(Given instruction) In this exercise, reproduce all the entries that follow exactly.

(Data supplied)

---

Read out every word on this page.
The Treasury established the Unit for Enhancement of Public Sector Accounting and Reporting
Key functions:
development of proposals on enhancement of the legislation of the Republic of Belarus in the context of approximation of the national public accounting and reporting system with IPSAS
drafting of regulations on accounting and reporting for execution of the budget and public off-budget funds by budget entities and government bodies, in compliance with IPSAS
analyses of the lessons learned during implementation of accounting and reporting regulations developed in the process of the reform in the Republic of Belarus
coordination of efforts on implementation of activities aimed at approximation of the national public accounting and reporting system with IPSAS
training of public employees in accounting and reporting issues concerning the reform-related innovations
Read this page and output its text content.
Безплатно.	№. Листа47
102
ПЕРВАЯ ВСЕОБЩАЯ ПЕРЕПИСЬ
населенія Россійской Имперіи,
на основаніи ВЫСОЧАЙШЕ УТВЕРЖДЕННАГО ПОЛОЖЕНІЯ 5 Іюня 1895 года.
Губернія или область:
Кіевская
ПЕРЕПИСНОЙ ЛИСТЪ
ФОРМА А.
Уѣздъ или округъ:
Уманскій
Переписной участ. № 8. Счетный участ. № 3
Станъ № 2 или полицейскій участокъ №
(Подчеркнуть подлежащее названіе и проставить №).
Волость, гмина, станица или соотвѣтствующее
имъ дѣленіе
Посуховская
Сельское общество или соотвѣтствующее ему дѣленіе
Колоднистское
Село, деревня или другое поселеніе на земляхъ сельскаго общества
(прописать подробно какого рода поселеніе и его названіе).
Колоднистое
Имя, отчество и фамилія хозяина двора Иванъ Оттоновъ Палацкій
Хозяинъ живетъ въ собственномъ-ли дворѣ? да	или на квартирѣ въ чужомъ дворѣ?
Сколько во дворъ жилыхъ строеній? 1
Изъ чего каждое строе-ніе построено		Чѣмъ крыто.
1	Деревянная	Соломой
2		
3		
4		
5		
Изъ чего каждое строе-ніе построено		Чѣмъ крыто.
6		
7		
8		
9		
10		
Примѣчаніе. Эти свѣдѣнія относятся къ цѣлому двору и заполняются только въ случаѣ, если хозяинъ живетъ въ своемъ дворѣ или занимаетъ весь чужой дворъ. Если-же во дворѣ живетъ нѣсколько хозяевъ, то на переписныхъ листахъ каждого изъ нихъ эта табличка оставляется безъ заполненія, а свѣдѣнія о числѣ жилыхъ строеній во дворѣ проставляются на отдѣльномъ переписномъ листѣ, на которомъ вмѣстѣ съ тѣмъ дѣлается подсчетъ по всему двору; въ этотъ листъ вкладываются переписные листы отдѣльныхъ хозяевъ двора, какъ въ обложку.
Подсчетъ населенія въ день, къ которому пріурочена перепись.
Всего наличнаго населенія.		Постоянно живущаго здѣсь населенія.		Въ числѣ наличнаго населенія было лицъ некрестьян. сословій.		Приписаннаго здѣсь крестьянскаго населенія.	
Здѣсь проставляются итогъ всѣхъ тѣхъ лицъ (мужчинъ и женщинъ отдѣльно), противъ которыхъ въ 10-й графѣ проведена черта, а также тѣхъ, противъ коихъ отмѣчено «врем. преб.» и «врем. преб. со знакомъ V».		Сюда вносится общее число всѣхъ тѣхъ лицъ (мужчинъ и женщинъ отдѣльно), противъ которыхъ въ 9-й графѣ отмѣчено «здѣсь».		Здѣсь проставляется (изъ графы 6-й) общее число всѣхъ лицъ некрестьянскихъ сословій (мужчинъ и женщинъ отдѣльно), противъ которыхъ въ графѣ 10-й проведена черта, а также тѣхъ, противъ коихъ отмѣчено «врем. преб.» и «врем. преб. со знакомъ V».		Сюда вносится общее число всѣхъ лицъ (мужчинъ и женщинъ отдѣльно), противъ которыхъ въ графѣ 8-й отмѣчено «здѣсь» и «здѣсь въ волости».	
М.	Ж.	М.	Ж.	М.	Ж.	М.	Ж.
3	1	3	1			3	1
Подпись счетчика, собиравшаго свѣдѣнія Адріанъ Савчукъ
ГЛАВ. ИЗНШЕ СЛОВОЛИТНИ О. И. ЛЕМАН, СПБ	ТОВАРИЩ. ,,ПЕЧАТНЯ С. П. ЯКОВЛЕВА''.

---

(Solution)
Read out every word on this page.
The Treasury established the Unit for Enhancement of Public Sector Accounting and Reporting
Key functions:
development of proposals on enhancement of the legislation of the Republic of Belarus in the context of approximation of the national public accounting and reporting system with IPSAS
drafting of regulations on accounting and reporting for execution of the budget and public off-budget funds by budget entities and government bodies, in compliance with IPSAS
analyses of the lessons learned during implementation of accounting and reporting regulations developed in the process of the reform in the Republic of Belarus
coordination of efforts on implementation of activities aimed at approximation of the national public accounting and reporting system with IPSAS
training of public employees in accounting and reporting issues concerning the reform-related innovations
Read this page and output its text content.
Безплатно.	№. Листа47
102
ПЕРВАЯ ВСЕОБЩАЯ ПЕРЕПИСЬ
населенія Россійской Имперіи,
на основаніи ВЫСОЧАЙШЕ УТВЕРЖДЕННАГО ПОЛОЖЕНІЯ 5 Іюня 1895 года.
Губернія или область:
Кіевская
ПЕРЕПИСНОЙ ЛИСТЪ
ФОРМА А.
Уѣздъ или округъ:
Уманскій
Переписной участ. № 8. Счетный участ. № 3
Станъ № 2 или полицейскій участокъ №
(Подчеркнуть подлежащее названіе и проставить №).
Волость, гмина, станица или соотвѣтствующее
имъ дѣленіе
Посуховская
Сельское общество или соотвѣтствующее ему дѣленіе
Колоднистское
Село, деревня или другое поселеніе на земляхъ сельскаго общества
(прописать подробно какого рода поселеніе и его названіе).
Колоднистое
Имя, отчество и фамилія хозяина двора Иванъ Оттоновъ Палацкій
Хозяинъ живетъ въ собственномъ-ли дворѣ? да	или на квартирѣ въ чужомъ дворѣ?
Сколько во дворъ жилыхъ строеній? 1
Изъ чего каждое строе-ніе построено		Чѣмъ крыто.
1	Деревянная	Соломой
2		
3		
4		
5		
Изъ чего каждое строе-ніе построено		Чѣмъ крыто.
6		
7		
8		
9		
10		
Примѣчаніе. Эти свѣдѣнія относятся къ цѣлому двору и заполняются только въ случаѣ, если хозяинъ живетъ въ своемъ дворѣ или занимаетъ весь чужой дворъ. Если-же во дворѣ живетъ нѣсколько хозяевъ, то на переписныхъ листахъ каждого изъ нихъ эта табличка оставляется безъ заполненія, а свѣдѣнія о числѣ жилыхъ строеній во дворѣ проставляются на отдѣльномъ переписномъ листѣ, на которомъ вмѣстѣ съ тѣмъ дѣлается подсчетъ по всему двору; въ этотъ листъ вкладываются переписные листы отдѣльныхъ хозяевъ двора, какъ въ обложку.
Подсчетъ населенія въ день, къ которому пріурочена перепись.
Всего наличнаго населенія.		Постоянно живущаго здѣсь населенія.		Въ числѣ наличнаго населенія было лицъ некрестьян. сословій.		Приписаннаго здѣсь крестьянскаго населенія.	
Здѣсь проставляются итогъ всѣхъ тѣхъ лицъ (мужчинъ и женщинъ отдѣльно), противъ которыхъ въ 10-й графѣ проведена черта, а также тѣхъ, противъ коихъ отмѣчено «врем. преб.» и «врем. преб. со знакомъ V».		Сюда вносится общее число всѣхъ тѣхъ лицъ (мужчинъ и женщинъ отдѣльно), противъ которыхъ въ 9-й графѣ отмѣчено «здѣсь».		Здѣсь проставляется (изъ графы 6-й) общее число всѣхъ лицъ некрестьянскихъ сословій (мужчинъ и женщинъ отдѣльно), противъ которыхъ въ графѣ 10-й проведена черта, а также тѣхъ, противъ коихъ отмѣчено «врем. преб.» и «врем. преб. со знакомъ V».		Сюда вносится общее число всѣхъ лицъ (мужчинъ и женщинъ отдѣльно), противъ которыхъ въ графѣ 8-й отмѣчено «здѣсь» и «здѣсь въ волости».	
М.	Ж.	М.	Ж.	М.	Ж.	М.	Ж.
3	1	3	1			3	1
Подпись счетчика, собиравшаго свѣдѣнія Адріанъ Савчукъ
ГЛАВ. ИЗНШЕ СЛОВОЛИТНИ О. И. ЛЕМАН, СПБ	ТОВАРИЩ. ,,ПЕЧАТНЯ С. П. ЯКОВЛЕВА''.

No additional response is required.